▸ **Objective**
Return all entries precisely as they stand, without the images.

==============================

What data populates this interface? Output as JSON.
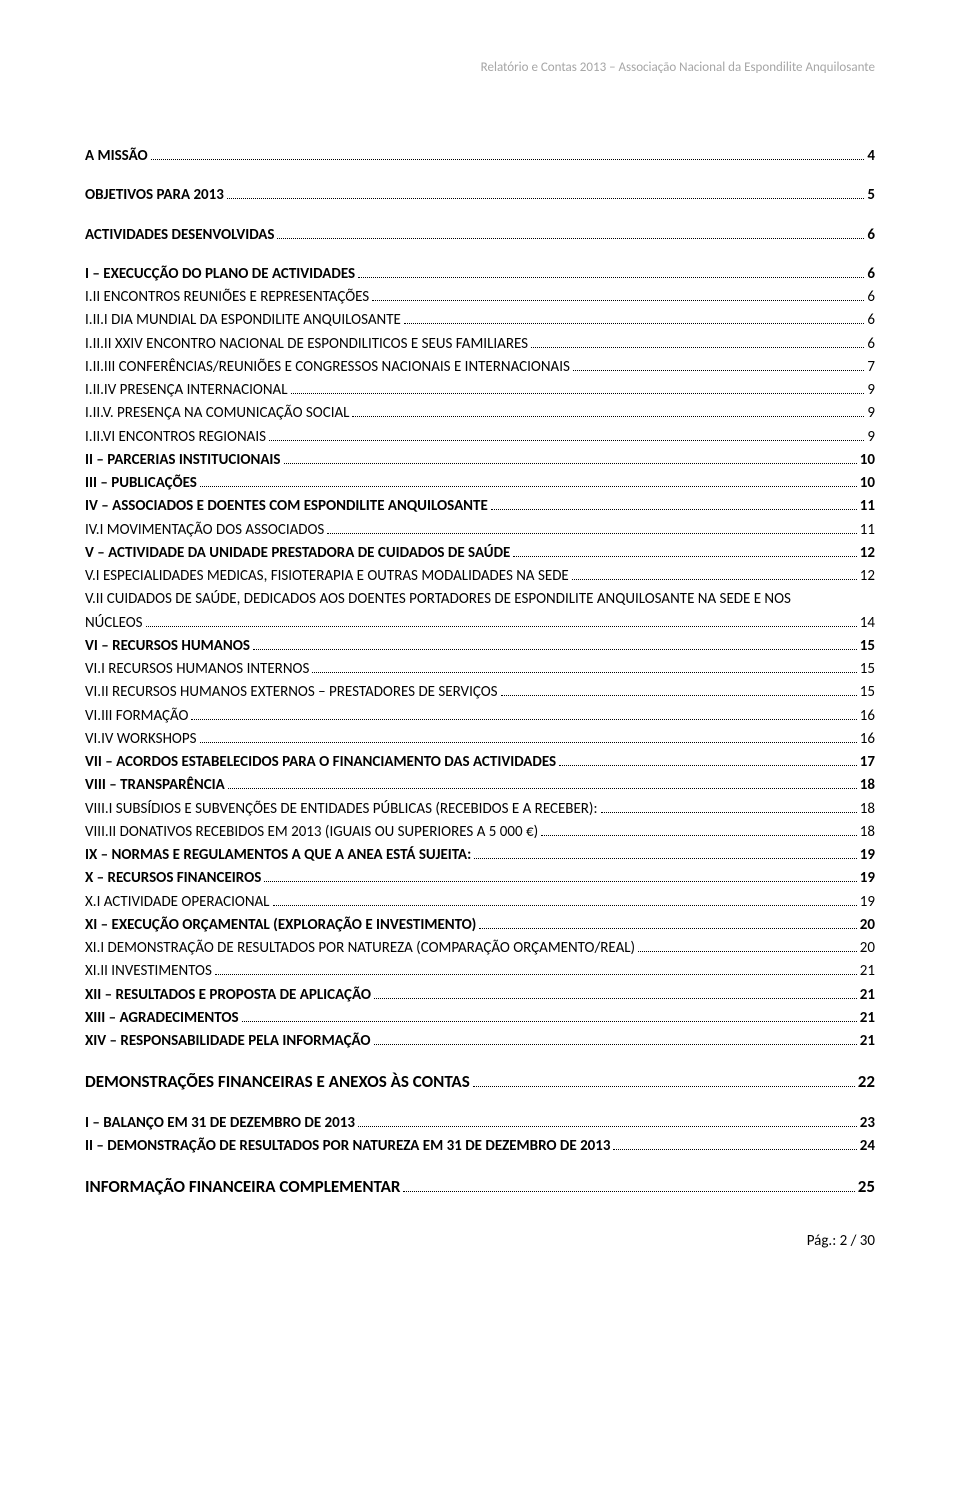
{
  "header": "Relatório e Contas 2013 – Associação Nacional da Espondilite Anquilosante",
  "footer": "Pág.: 2 / 30",
  "toc": [
    {
      "label": "A MISSÃO",
      "page": "4",
      "bold": true,
      "spacer_after": true
    },
    {
      "label": "OBJETIVOS PARA 2013",
      "page": "5",
      "bold": true,
      "spacer_after": true
    },
    {
      "label": "ACTIVIDADES DESENVOLVIDAS",
      "page": "6",
      "bold": true,
      "spacer_after": true
    },
    {
      "label": "I – EXECUCÇÃO DO PLANO DE ACTIVIDADES",
      "page": "6",
      "bold": true
    },
    {
      "label": "I.II ENCONTROS REUNIÕES E REPRESENTAÇÕES",
      "page": "6",
      "sc": true
    },
    {
      "label": "I.II.I DIA MUNDIAL DA ESPONDILITE ANQUILOSANTE",
      "page": "6",
      "sc": true
    },
    {
      "label": "I.II.II XXIV ENCONTRO NACIONAL DE ESPONDILITICOS E SEUS FAMILIARES",
      "page": "6",
      "sc": true
    },
    {
      "label": "I.II.III CONFERÊNCIAS/REUNIÕES E CONGRESSOS NACIONAIS E INTERNACIONAIS",
      "page": "7",
      "sc": true
    },
    {
      "label": "I.II.IV PRESENÇA INTERNACIONAL",
      "page": "9",
      "sc": true
    },
    {
      "label": "I.II.V. PRESENÇA NA COMUNICAÇÃO SOCIAL",
      "page": "9",
      "sc": true
    },
    {
      "label": "I.II.VI ENCONTROS REGIONAIS",
      "page": "9",
      "sc": true
    },
    {
      "label": "II – PARCERIAS INSTITUCIONAIS",
      "page": "10",
      "bold": true
    },
    {
      "label": "III – PUBLICAÇÕES",
      "page": "10",
      "bold": true
    },
    {
      "label": "IV – ASSOCIADOS E DOENTES COM ESPONDILITE ANQUILOSANTE",
      "page": "11",
      "bold": true
    },
    {
      "label": "IV.I MOVIMENTAÇÃO DOS ASSOCIADOS",
      "page": "11",
      "sc": true
    },
    {
      "label": "V – ACTIVIDADE DA UNIDADE PRESTADORA DE CUIDADOS DE SAÚDE",
      "page": "12",
      "bold": true
    },
    {
      "label": "V.I ESPECIALIDADES MEDICAS, FISIOTERAPIA E OUTRAS MODALIDADES NA SEDE",
      "page": "12",
      "sc": true
    },
    {
      "label": "V.II CUIDADOS DE SAÚDE, DEDICADOS AOS DOENTES PORTADORES DE ESPONDILITE ANQUILOSANTE NA SEDE E NOS NÚCLEOS",
      "page": "14",
      "sc": true,
      "multiline": true
    },
    {
      "label": "VI – RECURSOS HUMANOS",
      "page": "15",
      "bold": true
    },
    {
      "label": "VI.I RECURSOS HUMANOS INTERNOS",
      "page": "15",
      "sc": true
    },
    {
      "label": "VI.II RECURSOS HUMANOS EXTERNOS – PRESTADORES DE SERVIÇOS",
      "page": "15",
      "sc": true
    },
    {
      "label": "VI.III FORMAÇÃO",
      "page": "16",
      "sc": true
    },
    {
      "label": "VI.IV WORKSHOPS",
      "page": "16",
      "sc": true
    },
    {
      "label": "VII – ACORDOS ESTABELECIDOS PARA O FINANCIAMENTO DAS ACTIVIDADES",
      "page": "17",
      "bold": true
    },
    {
      "label": "VIII – TRANSPARÊNCIA",
      "page": "18",
      "bold": true
    },
    {
      "label": "VIII.I SUBSÍDIOS E SUBVENÇÕES DE ENTIDADES PÚBLICAS (RECEBIDOS E A RECEBER):",
      "page": "18",
      "sc": true
    },
    {
      "label": "VIII.II DONATIVOS RECEBIDOS EM 2013 (IGUAIS OU SUPERIORES A 5 000 €)",
      "page": "18",
      "sc": true
    },
    {
      "label": "IX – NORMAS E REGULAMENTOS A QUE A ANEA ESTÁ SUJEITA:",
      "page": "19",
      "bold": true
    },
    {
      "label": "X – RECURSOS FINANCEIROS",
      "page": "19",
      "bold": true
    },
    {
      "label": "X.I ACTIVIDADE OPERACIONAL",
      "page": "19",
      "sc": true
    },
    {
      "label": "XI – EXECUÇÃO ORÇAMENTAL (EXPLORAÇÃO E INVESTIMENTO)",
      "page": "20",
      "bold": true
    },
    {
      "label": "XI.I DEMONSTRAÇÃO DE RESULTADOS POR NATUREZA (COMPARAÇÃO ORÇAMENTO/REAL)",
      "page": "20",
      "sc": true
    },
    {
      "label": "XI.II INVESTIMENTOS",
      "page": "21",
      "sc": true
    },
    {
      "label": "XII – RESULTADOS E PROPOSTA DE APLICAÇÃO",
      "page": "21",
      "bold": true
    },
    {
      "label": "XIII – AGRADECIMENTOS",
      "page": "21",
      "bold": true
    },
    {
      "label": "XIV –  RESPONSABILIDADE PELA INFORMAÇÃO",
      "page": "21",
      "bold": true,
      "spacer_after": true
    },
    {
      "label": "DEMONSTRAÇÕES FINANCEIRAS E ANEXOS ÀS CONTAS",
      "page": "22",
      "bold": true,
      "big": true,
      "spacer_after": true
    },
    {
      "label": "I – BALANÇO EM 31 DE DEZEMBRO DE 2013",
      "page": "23",
      "bold": true
    },
    {
      "label": "II – DEMONSTRAÇÃO DE RESULTADOS POR NATUREZA EM 31 DE DEZEMBRO DE 2013",
      "page": "24",
      "bold": true,
      "spacer_after": true
    },
    {
      "label": "INFORMAÇÃO FINANCEIRA COMPLEMENTAR",
      "page": "25",
      "bold": true,
      "big": true
    }
  ]
}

==============================

▸ **Result for this task**
What data populates this interface? Output as JSON.
{
  "header": "Relatório e Contas 2013 – Associação Nacional da Espondilite Anquilosante",
  "footer": "Pág.: 2 / 30",
  "toc": [
    {
      "label": "A MISSÃO",
      "page": "4",
      "bold": true,
      "spacer_after": true
    },
    {
      "label": "OBJETIVOS PARA 2013",
      "page": "5",
      "bold": true,
      "spacer_after": true
    },
    {
      "label": "ACTIVIDADES DESENVOLVIDAS",
      "page": "6",
      "bold": true,
      "spacer_after": true
    },
    {
      "label": "I – EXECUCÇÃO DO PLANO DE ACTIVIDADES",
      "page": "6",
      "bold": true
    },
    {
      "label": "I.II ENCONTROS REUNIÕES E REPRESENTAÇÕES",
      "page": "6",
      "sc": true
    },
    {
      "label": "I.II.I DIA MUNDIAL DA ESPONDILITE ANQUILOSANTE",
      "page": "6",
      "sc": true
    },
    {
      "label": "I.II.II XXIV ENCONTRO NACIONAL DE ESPONDILITICOS E SEUS FAMILIARES",
      "page": "6",
      "sc": true
    },
    {
      "label": "I.II.III CONFERÊNCIAS/REUNIÕES E CONGRESSOS NACIONAIS E INTERNACIONAIS",
      "page": "7",
      "sc": true
    },
    {
      "label": "I.II.IV PRESENÇA INTERNACIONAL",
      "page": "9",
      "sc": true
    },
    {
      "label": "I.II.V. PRESENÇA NA COMUNICAÇÃO SOCIAL",
      "page": "9",
      "sc": true
    },
    {
      "label": "I.II.VI ENCONTROS REGIONAIS",
      "page": "9",
      "sc": true
    },
    {
      "label": "II – PARCERIAS INSTITUCIONAIS",
      "page": "10",
      "bold": true
    },
    {
      "label": "III – PUBLICAÇÕES",
      "page": "10",
      "bold": true
    },
    {
      "label": "IV – ASSOCIADOS E DOENTES COM ESPONDILITE ANQUILOSANTE",
      "page": "11",
      "bold": true
    },
    {
      "label": "IV.I MOVIMENTAÇÃO DOS ASSOCIADOS",
      "page": "11",
      "sc": true
    },
    {
      "label": "V – ACTIVIDADE DA UNIDADE PRESTADORA DE CUIDADOS DE SAÚDE",
      "page": "12",
      "bold": true
    },
    {
      "label": "V.I ESPECIALIDADES MEDICAS, FISIOTERAPIA E OUTRAS MODALIDADES NA SEDE",
      "page": "12",
      "sc": true
    },
    {
      "label": "V.II CUIDADOS DE SAÚDE, DEDICADOS AOS DOENTES PORTADORES DE ESPONDILITE ANQUILOSANTE NA SEDE E NOS NÚCLEOS",
      "page": "14",
      "sc": true,
      "multiline": true
    },
    {
      "label": "VI – RECURSOS HUMANOS",
      "page": "15",
      "bold": true
    },
    {
      "label": "VI.I RECURSOS HUMANOS INTERNOS",
      "page": "15",
      "sc": true
    },
    {
      "label": "VI.II RECURSOS HUMANOS EXTERNOS – PRESTADORES DE SERVIÇOS",
      "page": "15",
      "sc": true
    },
    {
      "label": "VI.III FORMAÇÃO",
      "page": "16",
      "sc": true
    },
    {
      "label": "VI.IV WORKSHOPS",
      "page": "16",
      "sc": true
    },
    {
      "label": "VII – ACORDOS ESTABELECIDOS PARA O FINANCIAMENTO DAS ACTIVIDADES",
      "page": "17",
      "bold": true
    },
    {
      "label": "VIII – TRANSPARÊNCIA",
      "page": "18",
      "bold": true
    },
    {
      "label": "VIII.I SUBSÍDIOS E SUBVENÇÕES DE ENTIDADES PÚBLICAS (RECEBIDOS E A RECEBER):",
      "page": "18",
      "sc": true
    },
    {
      "label": "VIII.II DONATIVOS RECEBIDOS EM 2013 (IGUAIS OU SUPERIORES A 5 000 €)",
      "page": "18",
      "sc": true
    },
    {
      "label": "IX – NORMAS E REGULAMENTOS A QUE A ANEA ESTÁ SUJEITA:",
      "page": "19",
      "bold": true
    },
    {
      "label": "X – RECURSOS FINANCEIROS",
      "page": "19",
      "bold": true
    },
    {
      "label": "X.I ACTIVIDADE OPERACIONAL",
      "page": "19",
      "sc": true
    },
    {
      "label": "XI – EXECUÇÃO ORÇAMENTAL (EXPLORAÇÃO E INVESTIMENTO)",
      "page": "20",
      "bold": true
    },
    {
      "label": "XI.I DEMONSTRAÇÃO DE RESULTADOS POR NATUREZA (COMPARAÇÃO ORÇAMENTO/REAL)",
      "page": "20",
      "sc": true
    },
    {
      "label": "XI.II INVESTIMENTOS",
      "page": "21",
      "sc": true
    },
    {
      "label": "XII – RESULTADOS E PROPOSTA DE APLICAÇÃO",
      "page": "21",
      "bold": true
    },
    {
      "label": "XIII – AGRADECIMENTOS",
      "page": "21",
      "bold": true
    },
    {
      "label": "XIV –  RESPONSABILIDADE PELA INFORMAÇÃO",
      "page": "21",
      "bold": true,
      "spacer_after": true
    },
    {
      "label": "DEMONSTRAÇÕES FINANCEIRAS E ANEXOS ÀS CONTAS",
      "page": "22",
      "bold": true,
      "big": true,
      "spacer_after": true
    },
    {
      "label": "I – BALANÇO EM 31 DE DEZEMBRO DE 2013",
      "page": "23",
      "bold": true
    },
    {
      "label": "II – DEMONSTRAÇÃO DE RESULTADOS POR NATUREZA EM 31 DE DEZEMBRO DE 2013",
      "page": "24",
      "bold": true,
      "spacer_after": true
    },
    {
      "label": "INFORMAÇÃO FINANCEIRA COMPLEMENTAR",
      "page": "25",
      "bold": true,
      "big": true
    }
  ]
}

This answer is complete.